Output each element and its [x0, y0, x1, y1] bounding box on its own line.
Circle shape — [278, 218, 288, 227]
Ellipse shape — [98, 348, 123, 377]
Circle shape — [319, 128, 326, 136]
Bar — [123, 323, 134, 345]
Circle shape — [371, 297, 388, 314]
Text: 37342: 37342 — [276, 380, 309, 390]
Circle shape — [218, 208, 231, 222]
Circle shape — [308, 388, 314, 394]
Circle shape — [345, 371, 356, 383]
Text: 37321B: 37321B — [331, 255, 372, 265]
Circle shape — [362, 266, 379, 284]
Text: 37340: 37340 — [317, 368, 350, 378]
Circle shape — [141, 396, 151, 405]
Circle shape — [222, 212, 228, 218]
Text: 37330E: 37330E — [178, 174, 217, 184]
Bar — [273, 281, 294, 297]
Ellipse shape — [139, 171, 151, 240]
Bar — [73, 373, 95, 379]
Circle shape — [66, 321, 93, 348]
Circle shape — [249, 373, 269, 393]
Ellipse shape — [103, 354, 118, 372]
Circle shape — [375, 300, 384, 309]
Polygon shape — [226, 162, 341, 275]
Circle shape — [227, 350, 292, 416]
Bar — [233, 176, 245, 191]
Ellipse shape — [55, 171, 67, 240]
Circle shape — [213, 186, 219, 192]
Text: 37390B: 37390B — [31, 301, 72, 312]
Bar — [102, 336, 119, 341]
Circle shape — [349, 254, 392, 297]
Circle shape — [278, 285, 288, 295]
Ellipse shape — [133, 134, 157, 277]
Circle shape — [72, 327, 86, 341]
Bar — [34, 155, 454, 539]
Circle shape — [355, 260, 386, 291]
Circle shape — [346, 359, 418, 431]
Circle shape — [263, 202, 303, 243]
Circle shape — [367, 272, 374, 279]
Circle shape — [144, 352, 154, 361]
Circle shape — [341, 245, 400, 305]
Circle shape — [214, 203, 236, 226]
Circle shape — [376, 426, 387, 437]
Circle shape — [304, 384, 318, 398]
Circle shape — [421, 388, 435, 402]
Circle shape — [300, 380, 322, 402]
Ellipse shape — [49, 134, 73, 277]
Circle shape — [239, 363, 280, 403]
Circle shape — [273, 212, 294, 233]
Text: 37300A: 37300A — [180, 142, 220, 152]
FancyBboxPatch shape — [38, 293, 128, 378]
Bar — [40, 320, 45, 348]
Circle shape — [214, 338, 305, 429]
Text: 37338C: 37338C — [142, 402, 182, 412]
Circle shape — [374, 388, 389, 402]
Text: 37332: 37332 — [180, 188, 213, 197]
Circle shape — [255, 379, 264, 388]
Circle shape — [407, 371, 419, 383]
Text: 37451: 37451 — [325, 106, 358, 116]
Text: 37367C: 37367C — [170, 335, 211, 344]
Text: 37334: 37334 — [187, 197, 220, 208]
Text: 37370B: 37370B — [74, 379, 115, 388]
+++
练习要求 →
上面的数据行中，有几行含有字符串“Text”？区分大小写，只写出行数。

参考答案 →
12